* Input data:
_ _ _ _ _

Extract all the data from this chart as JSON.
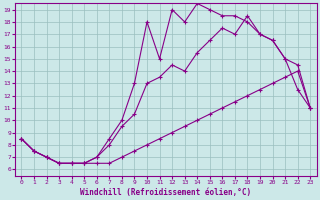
{
  "xlabel": "Windchill (Refroidissement éolien,°C)",
  "bg_color": "#cce8e8",
  "line_color": "#880088",
  "xlim": [
    -0.5,
    23.5
  ],
  "ylim": [
    5.5,
    19.5
  ],
  "xticks": [
    0,
    1,
    2,
    3,
    4,
    5,
    6,
    7,
    8,
    9,
    10,
    11,
    12,
    13,
    14,
    15,
    16,
    17,
    18,
    19,
    20,
    21,
    22,
    23
  ],
  "yticks": [
    6,
    7,
    8,
    9,
    10,
    11,
    12,
    13,
    14,
    15,
    16,
    17,
    18,
    19
  ],
  "line_straight_x": [
    0,
    1,
    2,
    3,
    4,
    5,
    6,
    7,
    8,
    9,
    10,
    11,
    12,
    13,
    14,
    15,
    16,
    17,
    18,
    19,
    20,
    21,
    22,
    23
  ],
  "line_straight_y": [
    8.5,
    7.5,
    7.0,
    6.5,
    6.5,
    6.5,
    6.5,
    6.5,
    7.0,
    7.5,
    8.0,
    8.5,
    9.0,
    9.5,
    10.0,
    10.5,
    11.0,
    11.5,
    12.0,
    12.5,
    13.0,
    13.5,
    14.0,
    11.0
  ],
  "line_mid_x": [
    0,
    1,
    2,
    3,
    4,
    5,
    6,
    7,
    8,
    9,
    10,
    11,
    12,
    13,
    14,
    15,
    16,
    17,
    18,
    19,
    20,
    21,
    22,
    23
  ],
  "line_mid_y": [
    8.5,
    7.5,
    7.0,
    6.5,
    6.5,
    6.5,
    7.0,
    8.0,
    9.5,
    10.5,
    13.0,
    13.5,
    14.5,
    14.0,
    15.5,
    16.5,
    17.5,
    17.0,
    18.5,
    17.0,
    16.5,
    15.0,
    14.5,
    11.0
  ],
  "line_jagged_x": [
    0,
    1,
    2,
    3,
    4,
    5,
    6,
    7,
    8,
    9,
    10,
    11,
    12,
    13,
    14,
    15,
    16,
    17,
    18,
    19,
    20,
    21,
    22,
    23
  ],
  "line_jagged_y": [
    8.5,
    7.5,
    7.0,
    6.5,
    6.5,
    6.5,
    7.0,
    8.5,
    10.0,
    13.0,
    18.0,
    15.0,
    19.0,
    18.0,
    19.5,
    19.0,
    18.5,
    18.5,
    18.0,
    17.0,
    16.5,
    15.0,
    12.5,
    11.0
  ]
}
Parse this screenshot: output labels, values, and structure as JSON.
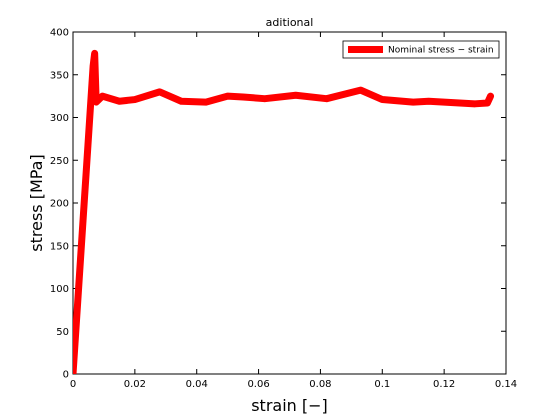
{
  "chart_data": {
    "type": "line",
    "title": "aditional",
    "xlabel": "strain [−]",
    "ylabel": "stress [MPa]",
    "xlim": [
      0,
      0.14
    ],
    "ylim": [
      0,
      400
    ],
    "xticks": [
      0,
      0.02,
      0.04,
      0.06,
      0.08,
      0.1,
      0.12,
      0.14
    ],
    "xtick_labels": [
      "0",
      "0.02",
      "0.04",
      "0.06",
      "0.08",
      "0.1",
      "0.12",
      "0.14"
    ],
    "yticks": [
      0,
      50,
      100,
      150,
      200,
      250,
      300,
      350,
      400
    ],
    "ytick_labels": [
      "0",
      "50",
      "100",
      "150",
      "200",
      "250",
      "300",
      "350",
      "400"
    ],
    "grid": false,
    "legend_position": "top-right",
    "series": [
      {
        "name": "Nominal stress − strain",
        "color": "#ff0000",
        "x": [
          0,
          0.0065,
          0.007,
          0.0075,
          0.0095,
          0.015,
          0.02,
          0.028,
          0.035,
          0.043,
          0.05,
          0.055,
          0.062,
          0.072,
          0.082,
          0.093,
          0.1,
          0.11,
          0.115,
          0.125,
          0.13,
          0.134,
          0.135
        ],
        "y": [
          0,
          360,
          375,
          318,
          325,
          319,
          321,
          330,
          319,
          318,
          325,
          324,
          322,
          326,
          322,
          332,
          321,
          318,
          319,
          317,
          316,
          317,
          325
        ]
      }
    ]
  }
}
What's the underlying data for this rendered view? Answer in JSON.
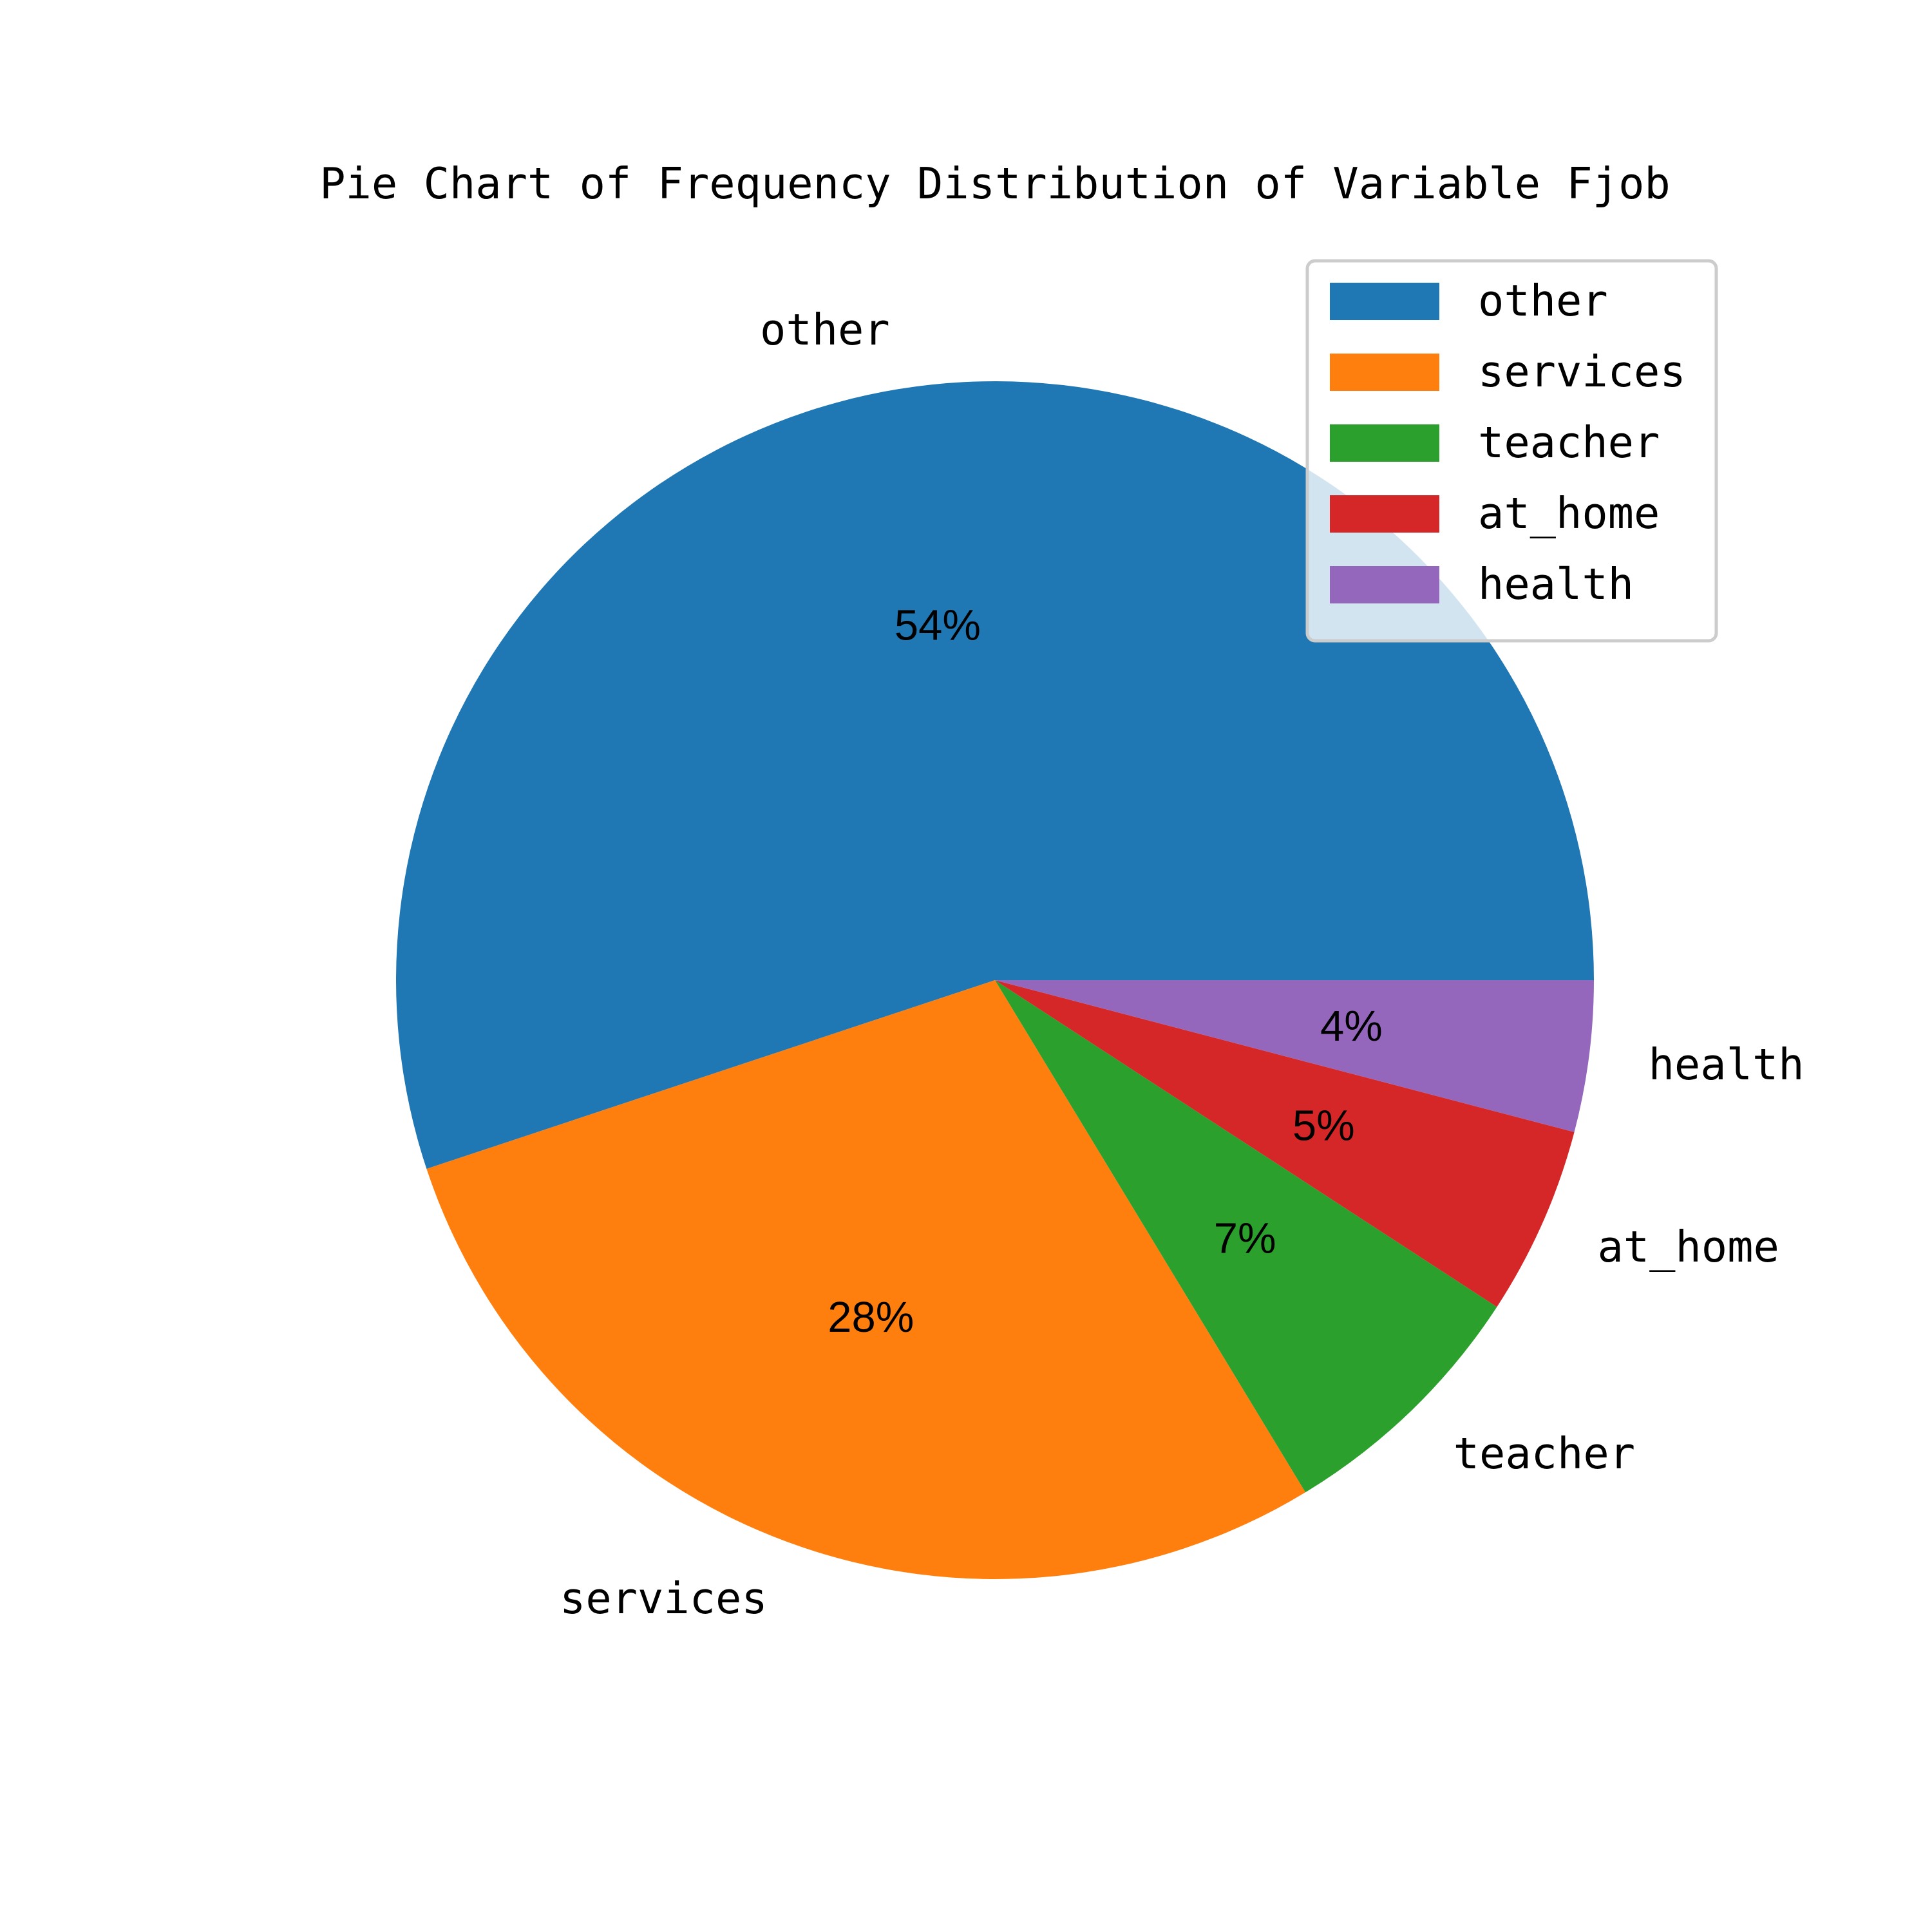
{
  "chart_data": {
    "type": "pie",
    "title": "Pie Chart of Frequency Distribution of Variable Fjob",
    "categories": [
      "other",
      "services",
      "teacher",
      "at_home",
      "health"
    ],
    "values": [
      54,
      28,
      7,
      5,
      4
    ],
    "percent_labels": [
      "54%",
      "28%",
      "7%",
      "5%",
      "4%"
    ],
    "colors": [
      "#1f77b4",
      "#ff7f0e",
      "#2ca02c",
      "#d62728",
      "#9467bd"
    ],
    "start_angle_deg": 0,
    "direction": "counterclockwise",
    "legend": {
      "placement": "top-right",
      "entries": [
        "other",
        "services",
        "teacher",
        "at_home",
        "health"
      ]
    }
  }
}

_ _ _ _ _

Exactly how many lines in the data above contain the word "values"? Respond with the number and nothing more.

2